Aim of the exercise:
Copy out each line of the data holding "aicha".

Given records:
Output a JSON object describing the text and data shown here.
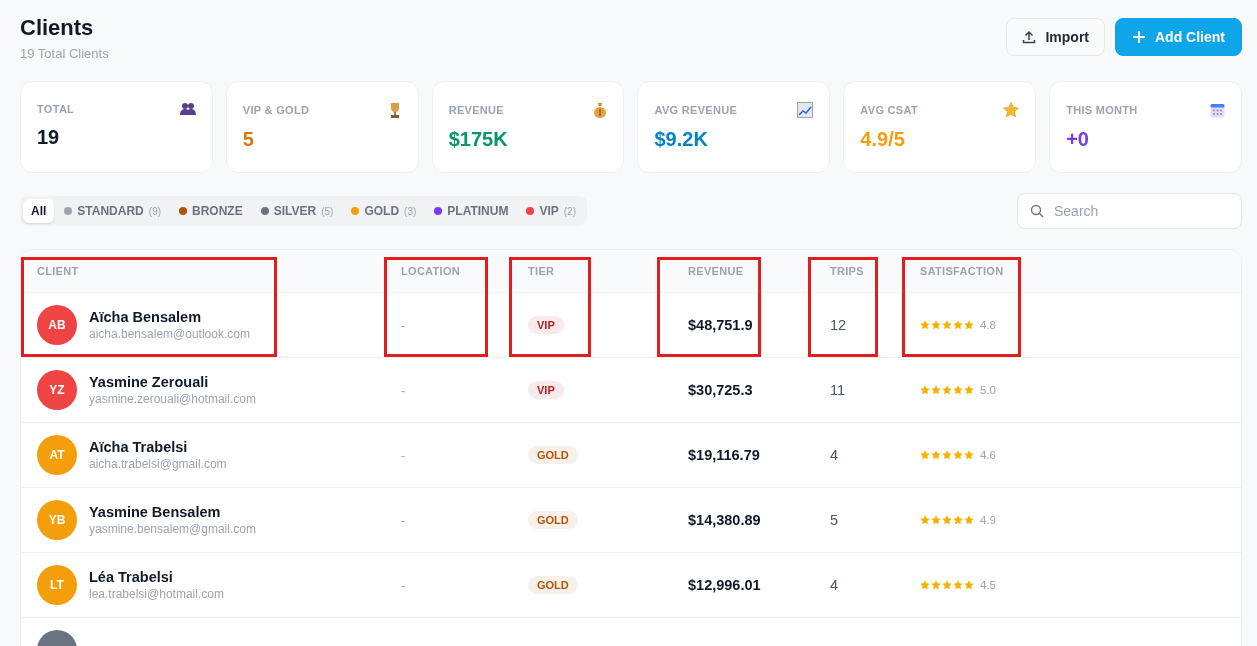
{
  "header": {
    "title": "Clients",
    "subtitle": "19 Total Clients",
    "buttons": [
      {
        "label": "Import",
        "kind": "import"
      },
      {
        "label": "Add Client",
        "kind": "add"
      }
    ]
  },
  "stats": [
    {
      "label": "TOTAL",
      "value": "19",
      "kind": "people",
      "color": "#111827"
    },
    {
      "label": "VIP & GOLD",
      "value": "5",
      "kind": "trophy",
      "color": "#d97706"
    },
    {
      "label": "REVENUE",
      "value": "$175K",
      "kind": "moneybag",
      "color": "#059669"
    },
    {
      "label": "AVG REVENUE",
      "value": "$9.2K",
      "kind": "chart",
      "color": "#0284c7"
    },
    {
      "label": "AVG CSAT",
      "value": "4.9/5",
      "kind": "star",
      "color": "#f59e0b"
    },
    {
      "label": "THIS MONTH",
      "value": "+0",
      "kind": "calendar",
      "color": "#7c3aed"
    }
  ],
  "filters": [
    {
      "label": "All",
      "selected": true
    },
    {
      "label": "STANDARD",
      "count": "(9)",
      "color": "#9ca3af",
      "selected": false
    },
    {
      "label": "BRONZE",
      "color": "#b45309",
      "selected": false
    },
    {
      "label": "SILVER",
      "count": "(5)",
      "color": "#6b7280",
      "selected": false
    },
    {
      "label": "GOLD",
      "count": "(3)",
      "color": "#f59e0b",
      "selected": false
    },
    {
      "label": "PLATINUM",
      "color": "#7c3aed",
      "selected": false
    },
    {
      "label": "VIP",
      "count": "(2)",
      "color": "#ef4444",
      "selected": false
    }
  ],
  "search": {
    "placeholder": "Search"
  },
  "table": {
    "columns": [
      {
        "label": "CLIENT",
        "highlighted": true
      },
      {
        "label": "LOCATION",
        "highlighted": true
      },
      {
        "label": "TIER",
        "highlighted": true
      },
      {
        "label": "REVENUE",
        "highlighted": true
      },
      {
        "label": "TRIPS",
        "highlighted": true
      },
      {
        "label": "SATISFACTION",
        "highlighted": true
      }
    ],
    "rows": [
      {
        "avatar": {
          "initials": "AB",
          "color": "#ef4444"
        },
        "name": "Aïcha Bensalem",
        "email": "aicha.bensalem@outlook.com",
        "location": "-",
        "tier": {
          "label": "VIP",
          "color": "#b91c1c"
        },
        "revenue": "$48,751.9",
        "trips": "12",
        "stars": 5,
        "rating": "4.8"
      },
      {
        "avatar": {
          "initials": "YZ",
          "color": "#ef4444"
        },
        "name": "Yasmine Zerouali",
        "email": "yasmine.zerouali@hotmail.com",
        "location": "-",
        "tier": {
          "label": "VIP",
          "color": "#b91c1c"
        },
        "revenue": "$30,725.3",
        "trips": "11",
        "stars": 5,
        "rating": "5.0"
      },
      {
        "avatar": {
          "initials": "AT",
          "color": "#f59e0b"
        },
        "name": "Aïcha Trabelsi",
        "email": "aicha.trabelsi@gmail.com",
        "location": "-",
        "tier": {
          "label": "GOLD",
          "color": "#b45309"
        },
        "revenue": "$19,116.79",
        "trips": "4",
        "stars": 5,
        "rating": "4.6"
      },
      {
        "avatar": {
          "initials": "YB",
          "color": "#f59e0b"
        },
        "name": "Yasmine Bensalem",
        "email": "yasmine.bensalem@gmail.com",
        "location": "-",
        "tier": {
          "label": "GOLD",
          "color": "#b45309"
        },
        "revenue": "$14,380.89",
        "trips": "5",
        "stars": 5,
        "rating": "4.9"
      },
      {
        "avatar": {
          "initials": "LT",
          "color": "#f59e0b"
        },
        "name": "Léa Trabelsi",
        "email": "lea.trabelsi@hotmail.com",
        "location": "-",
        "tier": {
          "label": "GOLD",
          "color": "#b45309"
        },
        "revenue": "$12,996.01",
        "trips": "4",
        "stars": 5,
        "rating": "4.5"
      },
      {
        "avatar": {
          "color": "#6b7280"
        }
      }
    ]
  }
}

Solution for this exercise:
        "email": "aicha.bensalem@outlook.com",
        "email": "aicha.trabelsi@gmail.com",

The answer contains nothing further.